<<<<

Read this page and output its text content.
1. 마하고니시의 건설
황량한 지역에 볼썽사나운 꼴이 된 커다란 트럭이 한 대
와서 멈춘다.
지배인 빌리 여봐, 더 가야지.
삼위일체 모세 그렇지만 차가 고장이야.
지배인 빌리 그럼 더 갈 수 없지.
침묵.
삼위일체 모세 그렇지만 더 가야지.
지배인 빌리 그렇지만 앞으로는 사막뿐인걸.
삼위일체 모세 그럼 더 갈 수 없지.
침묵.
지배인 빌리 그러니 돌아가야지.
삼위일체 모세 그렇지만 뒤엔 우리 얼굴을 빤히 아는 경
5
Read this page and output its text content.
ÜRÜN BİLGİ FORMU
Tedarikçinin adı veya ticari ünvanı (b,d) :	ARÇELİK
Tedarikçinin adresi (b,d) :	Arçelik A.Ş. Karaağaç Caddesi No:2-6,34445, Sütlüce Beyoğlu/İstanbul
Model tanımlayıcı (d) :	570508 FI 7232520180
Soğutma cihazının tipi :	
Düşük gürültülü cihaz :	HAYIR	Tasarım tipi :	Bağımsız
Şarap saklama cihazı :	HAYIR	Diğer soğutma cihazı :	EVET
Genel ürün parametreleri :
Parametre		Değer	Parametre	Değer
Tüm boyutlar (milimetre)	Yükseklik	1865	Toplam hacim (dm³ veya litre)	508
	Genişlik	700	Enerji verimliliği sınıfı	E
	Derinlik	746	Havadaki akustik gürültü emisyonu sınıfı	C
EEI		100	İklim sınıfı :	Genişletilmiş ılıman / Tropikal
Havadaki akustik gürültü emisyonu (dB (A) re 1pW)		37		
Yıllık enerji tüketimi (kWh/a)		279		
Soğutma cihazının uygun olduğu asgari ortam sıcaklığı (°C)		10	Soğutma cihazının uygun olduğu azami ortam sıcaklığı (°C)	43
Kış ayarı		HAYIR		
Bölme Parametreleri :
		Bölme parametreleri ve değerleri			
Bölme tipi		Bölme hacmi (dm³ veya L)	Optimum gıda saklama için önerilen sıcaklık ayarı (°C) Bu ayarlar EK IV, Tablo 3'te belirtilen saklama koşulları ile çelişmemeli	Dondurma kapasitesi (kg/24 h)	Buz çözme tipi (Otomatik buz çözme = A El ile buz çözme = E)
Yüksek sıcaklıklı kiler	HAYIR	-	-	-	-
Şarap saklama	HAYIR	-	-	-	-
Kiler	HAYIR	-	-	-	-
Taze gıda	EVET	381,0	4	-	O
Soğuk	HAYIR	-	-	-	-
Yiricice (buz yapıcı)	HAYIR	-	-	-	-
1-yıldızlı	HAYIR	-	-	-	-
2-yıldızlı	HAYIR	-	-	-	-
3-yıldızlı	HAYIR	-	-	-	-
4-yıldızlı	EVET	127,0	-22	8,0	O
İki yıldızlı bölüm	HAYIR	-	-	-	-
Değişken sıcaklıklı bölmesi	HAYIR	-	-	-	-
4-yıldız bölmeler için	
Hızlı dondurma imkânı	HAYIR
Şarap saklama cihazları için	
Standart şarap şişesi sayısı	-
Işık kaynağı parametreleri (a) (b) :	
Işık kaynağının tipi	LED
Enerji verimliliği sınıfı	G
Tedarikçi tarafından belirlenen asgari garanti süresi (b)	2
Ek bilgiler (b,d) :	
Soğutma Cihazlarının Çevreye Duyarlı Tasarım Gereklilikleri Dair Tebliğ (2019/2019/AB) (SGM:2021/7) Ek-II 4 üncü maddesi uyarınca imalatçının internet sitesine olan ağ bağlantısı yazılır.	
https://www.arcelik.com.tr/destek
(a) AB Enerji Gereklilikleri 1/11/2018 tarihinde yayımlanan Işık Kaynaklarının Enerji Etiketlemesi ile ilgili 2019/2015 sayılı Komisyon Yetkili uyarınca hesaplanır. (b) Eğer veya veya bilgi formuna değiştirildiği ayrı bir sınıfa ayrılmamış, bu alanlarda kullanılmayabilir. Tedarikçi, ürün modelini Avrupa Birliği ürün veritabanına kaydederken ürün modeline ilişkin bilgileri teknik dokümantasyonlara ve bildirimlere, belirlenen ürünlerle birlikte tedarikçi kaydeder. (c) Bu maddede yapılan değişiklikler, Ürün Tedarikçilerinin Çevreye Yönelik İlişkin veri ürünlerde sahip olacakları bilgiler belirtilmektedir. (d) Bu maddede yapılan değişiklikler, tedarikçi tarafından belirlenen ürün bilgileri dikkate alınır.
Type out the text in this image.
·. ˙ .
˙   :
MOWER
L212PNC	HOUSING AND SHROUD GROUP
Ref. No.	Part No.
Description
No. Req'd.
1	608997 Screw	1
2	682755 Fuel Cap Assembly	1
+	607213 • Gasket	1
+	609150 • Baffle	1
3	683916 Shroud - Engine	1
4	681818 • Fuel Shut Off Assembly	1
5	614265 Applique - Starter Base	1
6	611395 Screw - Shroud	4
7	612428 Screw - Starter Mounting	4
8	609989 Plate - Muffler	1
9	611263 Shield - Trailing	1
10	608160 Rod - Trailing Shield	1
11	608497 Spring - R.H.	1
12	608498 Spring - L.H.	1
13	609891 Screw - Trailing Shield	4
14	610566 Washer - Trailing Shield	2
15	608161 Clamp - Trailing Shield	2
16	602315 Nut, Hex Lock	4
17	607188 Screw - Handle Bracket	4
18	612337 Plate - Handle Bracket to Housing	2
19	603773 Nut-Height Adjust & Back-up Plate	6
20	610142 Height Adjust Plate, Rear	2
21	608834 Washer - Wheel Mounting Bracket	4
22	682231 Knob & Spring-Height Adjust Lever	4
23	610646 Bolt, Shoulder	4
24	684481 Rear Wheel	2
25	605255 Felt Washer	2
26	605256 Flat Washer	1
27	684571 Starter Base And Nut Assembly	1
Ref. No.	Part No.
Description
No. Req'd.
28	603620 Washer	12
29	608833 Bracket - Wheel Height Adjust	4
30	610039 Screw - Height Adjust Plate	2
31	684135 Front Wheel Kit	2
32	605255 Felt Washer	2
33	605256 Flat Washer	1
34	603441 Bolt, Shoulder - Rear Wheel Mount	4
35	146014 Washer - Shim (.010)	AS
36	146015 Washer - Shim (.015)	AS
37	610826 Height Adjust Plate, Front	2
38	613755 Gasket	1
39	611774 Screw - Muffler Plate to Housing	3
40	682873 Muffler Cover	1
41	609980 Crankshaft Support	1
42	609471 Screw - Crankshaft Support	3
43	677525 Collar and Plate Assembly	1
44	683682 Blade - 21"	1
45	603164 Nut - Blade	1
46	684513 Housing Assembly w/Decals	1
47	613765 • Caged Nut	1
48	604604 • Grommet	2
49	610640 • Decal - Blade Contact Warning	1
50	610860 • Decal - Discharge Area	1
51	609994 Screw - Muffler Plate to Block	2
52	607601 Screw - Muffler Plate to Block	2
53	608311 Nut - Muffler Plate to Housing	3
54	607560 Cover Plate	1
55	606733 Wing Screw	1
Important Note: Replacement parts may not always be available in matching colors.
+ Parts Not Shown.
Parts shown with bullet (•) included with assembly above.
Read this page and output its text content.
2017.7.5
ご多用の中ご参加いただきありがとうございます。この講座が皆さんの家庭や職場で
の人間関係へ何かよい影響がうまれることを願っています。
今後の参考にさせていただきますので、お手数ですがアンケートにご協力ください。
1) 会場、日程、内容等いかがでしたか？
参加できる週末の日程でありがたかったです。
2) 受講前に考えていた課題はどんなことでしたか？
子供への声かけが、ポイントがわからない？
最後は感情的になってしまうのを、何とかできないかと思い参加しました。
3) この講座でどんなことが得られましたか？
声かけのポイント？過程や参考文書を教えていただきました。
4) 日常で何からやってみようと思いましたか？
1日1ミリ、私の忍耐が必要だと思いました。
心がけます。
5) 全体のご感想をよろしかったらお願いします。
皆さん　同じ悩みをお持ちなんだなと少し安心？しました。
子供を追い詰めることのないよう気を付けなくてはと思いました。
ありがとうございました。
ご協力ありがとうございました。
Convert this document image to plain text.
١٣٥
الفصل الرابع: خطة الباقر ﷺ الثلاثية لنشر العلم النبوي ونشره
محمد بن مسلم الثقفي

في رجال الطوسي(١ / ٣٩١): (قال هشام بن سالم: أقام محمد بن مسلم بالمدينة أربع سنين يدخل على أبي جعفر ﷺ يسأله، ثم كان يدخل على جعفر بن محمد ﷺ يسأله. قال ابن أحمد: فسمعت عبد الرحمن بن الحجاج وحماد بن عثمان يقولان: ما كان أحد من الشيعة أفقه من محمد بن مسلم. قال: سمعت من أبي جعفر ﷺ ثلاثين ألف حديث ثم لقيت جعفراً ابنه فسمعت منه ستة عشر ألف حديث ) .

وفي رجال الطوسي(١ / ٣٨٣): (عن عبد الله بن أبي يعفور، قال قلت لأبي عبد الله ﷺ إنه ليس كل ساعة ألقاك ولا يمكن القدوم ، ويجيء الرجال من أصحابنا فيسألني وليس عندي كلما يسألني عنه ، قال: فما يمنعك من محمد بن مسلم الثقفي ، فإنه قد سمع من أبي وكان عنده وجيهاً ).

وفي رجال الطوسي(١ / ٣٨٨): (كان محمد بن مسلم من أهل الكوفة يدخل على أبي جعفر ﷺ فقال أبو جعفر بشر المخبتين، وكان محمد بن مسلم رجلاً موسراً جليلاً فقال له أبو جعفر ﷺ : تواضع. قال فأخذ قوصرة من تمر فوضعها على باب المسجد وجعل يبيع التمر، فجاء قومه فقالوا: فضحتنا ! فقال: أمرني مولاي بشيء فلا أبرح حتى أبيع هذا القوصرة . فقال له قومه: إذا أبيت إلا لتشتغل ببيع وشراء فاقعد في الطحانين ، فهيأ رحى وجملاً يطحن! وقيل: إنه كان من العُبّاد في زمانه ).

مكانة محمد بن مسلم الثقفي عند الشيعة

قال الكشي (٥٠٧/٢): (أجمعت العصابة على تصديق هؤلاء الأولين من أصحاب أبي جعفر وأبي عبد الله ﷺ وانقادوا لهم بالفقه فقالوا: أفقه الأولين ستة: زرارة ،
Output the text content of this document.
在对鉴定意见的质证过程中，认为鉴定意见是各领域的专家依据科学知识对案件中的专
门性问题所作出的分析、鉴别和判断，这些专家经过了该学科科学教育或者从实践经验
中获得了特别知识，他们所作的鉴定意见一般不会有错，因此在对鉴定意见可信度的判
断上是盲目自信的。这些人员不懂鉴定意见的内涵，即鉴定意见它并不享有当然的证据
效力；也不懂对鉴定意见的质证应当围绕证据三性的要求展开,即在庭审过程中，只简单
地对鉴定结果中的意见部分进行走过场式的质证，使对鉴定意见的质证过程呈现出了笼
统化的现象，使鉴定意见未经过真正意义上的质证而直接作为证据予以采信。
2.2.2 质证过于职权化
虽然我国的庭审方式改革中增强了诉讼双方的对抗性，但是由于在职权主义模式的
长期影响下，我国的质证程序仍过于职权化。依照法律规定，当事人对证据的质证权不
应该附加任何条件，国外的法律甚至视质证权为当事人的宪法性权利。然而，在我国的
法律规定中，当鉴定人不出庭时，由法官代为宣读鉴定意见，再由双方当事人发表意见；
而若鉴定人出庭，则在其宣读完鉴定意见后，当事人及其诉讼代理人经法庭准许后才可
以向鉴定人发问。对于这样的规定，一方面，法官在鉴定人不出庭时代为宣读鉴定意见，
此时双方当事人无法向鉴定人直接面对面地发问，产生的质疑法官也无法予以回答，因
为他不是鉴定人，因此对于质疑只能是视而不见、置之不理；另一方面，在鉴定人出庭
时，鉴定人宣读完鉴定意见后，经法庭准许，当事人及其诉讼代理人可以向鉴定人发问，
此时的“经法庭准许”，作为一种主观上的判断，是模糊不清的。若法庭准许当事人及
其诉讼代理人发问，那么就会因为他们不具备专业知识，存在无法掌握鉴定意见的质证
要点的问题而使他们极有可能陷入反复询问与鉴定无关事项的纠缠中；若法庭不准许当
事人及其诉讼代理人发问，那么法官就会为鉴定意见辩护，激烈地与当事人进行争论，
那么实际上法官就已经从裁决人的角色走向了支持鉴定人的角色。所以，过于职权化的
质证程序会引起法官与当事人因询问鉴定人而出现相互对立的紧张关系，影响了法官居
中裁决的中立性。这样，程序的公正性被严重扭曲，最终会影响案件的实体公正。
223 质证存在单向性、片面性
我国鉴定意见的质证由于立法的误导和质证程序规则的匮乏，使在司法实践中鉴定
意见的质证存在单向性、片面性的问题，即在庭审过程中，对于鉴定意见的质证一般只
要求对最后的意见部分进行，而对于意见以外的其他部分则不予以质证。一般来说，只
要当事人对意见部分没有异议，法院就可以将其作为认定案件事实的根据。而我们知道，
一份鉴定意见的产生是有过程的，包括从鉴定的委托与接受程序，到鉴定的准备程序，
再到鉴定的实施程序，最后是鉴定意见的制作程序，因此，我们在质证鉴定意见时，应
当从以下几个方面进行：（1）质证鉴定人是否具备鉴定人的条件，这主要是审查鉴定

>>>>

* **WHAT YOU NEED TO DO**: Reproduce every line of the listing above in which the string "Fuel" appears.

* **ANSWER TO THIS TASK**:
2	682755 Fuel Cap Assembly	1
4	681818 • Fuel Shut Off Assembly	1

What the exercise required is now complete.